Given problem – Give the number of lines that contain the string "силу", and nothing else.

[Stored entries]
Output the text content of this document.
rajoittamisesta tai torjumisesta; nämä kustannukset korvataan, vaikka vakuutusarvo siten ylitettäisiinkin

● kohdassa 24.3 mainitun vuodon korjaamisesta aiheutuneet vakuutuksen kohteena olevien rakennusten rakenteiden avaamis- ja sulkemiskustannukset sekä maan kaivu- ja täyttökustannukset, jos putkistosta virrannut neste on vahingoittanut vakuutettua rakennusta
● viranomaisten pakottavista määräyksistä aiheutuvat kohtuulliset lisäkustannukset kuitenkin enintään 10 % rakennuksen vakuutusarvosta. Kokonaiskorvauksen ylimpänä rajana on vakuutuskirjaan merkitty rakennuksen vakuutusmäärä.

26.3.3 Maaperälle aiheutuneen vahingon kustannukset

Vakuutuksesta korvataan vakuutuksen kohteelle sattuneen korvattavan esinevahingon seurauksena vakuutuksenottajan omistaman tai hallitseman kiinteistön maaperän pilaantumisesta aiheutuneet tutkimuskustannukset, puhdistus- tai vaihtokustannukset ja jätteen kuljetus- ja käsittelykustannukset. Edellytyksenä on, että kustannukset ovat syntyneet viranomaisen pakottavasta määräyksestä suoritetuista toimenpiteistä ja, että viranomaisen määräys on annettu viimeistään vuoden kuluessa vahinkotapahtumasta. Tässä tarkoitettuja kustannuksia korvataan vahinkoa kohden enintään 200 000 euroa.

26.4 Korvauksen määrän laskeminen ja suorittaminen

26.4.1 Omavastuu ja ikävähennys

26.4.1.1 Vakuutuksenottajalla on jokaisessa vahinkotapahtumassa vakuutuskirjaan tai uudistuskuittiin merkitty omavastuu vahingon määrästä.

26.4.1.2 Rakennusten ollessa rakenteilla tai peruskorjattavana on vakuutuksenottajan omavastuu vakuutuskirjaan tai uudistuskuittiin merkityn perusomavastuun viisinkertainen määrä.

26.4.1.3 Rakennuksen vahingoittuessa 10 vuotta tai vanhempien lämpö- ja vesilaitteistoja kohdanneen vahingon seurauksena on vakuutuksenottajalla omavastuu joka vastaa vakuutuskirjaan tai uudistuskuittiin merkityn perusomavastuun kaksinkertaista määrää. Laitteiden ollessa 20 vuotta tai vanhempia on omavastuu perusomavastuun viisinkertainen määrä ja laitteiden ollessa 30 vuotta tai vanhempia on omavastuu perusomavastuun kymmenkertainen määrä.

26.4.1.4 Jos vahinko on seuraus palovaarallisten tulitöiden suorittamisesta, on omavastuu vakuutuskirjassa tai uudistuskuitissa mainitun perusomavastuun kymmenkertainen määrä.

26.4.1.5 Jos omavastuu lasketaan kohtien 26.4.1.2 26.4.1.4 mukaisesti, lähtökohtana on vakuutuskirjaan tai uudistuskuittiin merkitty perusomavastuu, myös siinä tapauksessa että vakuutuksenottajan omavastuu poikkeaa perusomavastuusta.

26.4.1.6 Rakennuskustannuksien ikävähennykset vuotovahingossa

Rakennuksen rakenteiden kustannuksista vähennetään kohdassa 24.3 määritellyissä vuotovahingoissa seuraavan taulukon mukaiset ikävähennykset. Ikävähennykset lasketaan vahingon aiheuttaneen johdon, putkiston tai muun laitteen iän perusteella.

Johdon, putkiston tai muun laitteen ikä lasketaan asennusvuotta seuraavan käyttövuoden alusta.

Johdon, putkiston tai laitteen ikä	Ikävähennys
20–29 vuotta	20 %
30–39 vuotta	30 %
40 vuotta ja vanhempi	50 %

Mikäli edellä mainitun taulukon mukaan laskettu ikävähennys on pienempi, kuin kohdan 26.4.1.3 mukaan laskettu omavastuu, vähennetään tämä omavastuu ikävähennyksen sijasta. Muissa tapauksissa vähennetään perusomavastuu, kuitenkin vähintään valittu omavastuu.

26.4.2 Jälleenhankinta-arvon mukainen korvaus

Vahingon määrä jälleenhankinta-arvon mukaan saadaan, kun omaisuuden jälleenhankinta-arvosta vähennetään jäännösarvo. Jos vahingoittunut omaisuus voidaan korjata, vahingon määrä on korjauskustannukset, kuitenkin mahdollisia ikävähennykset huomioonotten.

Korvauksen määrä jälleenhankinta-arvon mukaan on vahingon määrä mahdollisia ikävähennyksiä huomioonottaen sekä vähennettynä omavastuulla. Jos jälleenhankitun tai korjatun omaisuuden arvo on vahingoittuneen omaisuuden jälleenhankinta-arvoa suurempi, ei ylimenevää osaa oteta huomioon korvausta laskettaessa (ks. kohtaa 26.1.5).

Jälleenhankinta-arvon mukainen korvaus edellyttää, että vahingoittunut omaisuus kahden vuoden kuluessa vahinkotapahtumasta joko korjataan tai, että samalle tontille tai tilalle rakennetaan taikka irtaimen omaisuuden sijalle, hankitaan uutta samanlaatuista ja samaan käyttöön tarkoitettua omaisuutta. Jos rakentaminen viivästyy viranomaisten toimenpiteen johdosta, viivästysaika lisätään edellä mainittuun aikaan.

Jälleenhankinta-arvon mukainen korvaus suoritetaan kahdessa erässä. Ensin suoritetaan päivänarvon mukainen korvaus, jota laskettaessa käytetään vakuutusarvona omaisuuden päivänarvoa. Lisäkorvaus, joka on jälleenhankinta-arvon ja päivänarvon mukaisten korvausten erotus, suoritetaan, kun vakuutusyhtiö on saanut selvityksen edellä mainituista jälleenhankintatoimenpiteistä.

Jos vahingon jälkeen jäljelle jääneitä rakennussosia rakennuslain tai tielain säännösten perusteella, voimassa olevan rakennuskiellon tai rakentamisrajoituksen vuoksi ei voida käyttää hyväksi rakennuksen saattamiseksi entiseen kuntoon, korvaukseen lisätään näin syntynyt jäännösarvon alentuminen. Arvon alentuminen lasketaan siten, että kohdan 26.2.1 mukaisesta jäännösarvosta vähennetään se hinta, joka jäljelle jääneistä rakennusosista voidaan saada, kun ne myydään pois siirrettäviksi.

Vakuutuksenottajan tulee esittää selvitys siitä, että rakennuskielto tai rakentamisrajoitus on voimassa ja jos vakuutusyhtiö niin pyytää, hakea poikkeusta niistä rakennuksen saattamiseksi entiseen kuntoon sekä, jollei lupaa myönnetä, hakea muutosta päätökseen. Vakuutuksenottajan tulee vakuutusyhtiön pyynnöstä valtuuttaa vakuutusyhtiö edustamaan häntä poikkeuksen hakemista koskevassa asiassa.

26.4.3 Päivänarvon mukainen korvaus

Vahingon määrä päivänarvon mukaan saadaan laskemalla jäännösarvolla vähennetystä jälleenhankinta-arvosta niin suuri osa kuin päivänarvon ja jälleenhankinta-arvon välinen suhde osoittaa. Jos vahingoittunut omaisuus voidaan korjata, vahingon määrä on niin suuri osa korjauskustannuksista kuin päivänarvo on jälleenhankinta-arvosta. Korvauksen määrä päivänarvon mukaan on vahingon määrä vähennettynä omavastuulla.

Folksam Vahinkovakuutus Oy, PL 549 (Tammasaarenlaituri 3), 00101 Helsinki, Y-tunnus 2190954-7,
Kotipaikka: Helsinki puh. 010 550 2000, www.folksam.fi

---

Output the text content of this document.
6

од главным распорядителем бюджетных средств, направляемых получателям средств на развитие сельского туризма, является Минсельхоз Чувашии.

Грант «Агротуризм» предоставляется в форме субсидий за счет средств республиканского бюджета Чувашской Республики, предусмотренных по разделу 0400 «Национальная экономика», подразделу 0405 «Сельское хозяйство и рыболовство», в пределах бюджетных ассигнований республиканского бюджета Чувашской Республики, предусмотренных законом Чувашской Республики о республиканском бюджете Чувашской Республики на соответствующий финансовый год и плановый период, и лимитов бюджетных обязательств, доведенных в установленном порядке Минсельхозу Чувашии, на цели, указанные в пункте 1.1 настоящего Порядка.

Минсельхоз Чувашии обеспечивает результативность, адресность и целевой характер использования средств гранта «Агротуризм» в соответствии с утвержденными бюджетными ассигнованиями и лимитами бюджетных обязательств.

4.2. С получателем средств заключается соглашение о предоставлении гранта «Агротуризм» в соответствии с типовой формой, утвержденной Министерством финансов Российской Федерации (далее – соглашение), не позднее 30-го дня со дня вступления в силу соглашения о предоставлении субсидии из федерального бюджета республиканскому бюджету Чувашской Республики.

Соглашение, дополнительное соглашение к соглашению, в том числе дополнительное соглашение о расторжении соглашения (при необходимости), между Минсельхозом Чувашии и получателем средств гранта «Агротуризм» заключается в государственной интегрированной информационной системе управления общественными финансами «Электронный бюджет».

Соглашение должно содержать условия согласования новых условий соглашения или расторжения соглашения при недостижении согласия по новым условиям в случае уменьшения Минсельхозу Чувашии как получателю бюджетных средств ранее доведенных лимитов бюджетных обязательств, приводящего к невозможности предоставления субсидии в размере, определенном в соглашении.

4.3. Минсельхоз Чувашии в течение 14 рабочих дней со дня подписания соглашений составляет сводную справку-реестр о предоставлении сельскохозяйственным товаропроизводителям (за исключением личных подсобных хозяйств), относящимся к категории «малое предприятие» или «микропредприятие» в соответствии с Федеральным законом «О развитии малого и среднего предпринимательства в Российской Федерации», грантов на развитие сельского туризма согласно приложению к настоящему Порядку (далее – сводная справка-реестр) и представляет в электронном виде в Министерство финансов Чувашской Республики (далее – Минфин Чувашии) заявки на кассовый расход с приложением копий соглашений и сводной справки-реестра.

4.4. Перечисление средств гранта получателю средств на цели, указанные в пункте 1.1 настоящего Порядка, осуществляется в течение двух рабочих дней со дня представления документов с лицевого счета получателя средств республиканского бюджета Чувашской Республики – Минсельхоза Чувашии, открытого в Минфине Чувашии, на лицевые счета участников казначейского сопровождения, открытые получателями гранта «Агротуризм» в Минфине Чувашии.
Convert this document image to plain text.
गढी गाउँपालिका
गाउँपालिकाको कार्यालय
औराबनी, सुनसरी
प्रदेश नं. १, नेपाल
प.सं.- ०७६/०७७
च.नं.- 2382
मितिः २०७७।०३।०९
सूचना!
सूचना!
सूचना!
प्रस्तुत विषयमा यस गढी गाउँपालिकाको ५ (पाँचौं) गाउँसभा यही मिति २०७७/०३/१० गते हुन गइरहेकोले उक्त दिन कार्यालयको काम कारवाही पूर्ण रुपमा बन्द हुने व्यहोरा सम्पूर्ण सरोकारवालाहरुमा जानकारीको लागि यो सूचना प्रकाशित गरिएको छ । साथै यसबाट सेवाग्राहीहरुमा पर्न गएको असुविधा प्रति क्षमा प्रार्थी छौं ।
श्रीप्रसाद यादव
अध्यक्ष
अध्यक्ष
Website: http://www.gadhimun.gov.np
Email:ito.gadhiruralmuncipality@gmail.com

--

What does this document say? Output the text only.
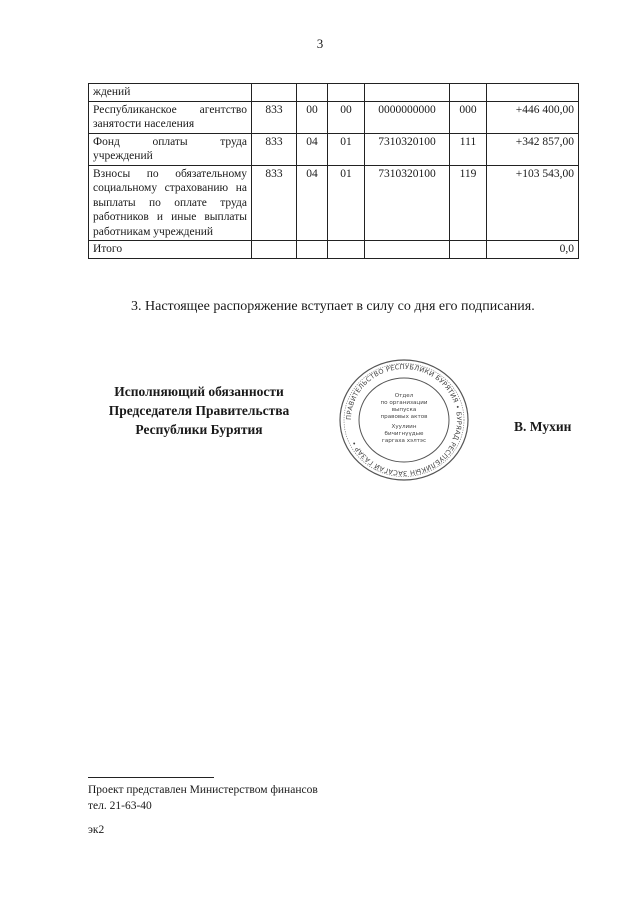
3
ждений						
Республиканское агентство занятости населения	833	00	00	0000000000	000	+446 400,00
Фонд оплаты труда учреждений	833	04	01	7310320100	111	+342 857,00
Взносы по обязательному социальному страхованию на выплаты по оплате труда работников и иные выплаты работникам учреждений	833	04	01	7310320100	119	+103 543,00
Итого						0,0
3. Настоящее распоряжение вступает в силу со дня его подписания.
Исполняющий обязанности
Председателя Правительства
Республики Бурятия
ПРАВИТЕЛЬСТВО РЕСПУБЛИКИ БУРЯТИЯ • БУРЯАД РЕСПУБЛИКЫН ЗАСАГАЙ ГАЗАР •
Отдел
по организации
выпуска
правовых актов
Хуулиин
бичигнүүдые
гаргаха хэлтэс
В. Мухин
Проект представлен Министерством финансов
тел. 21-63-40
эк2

Task output – 2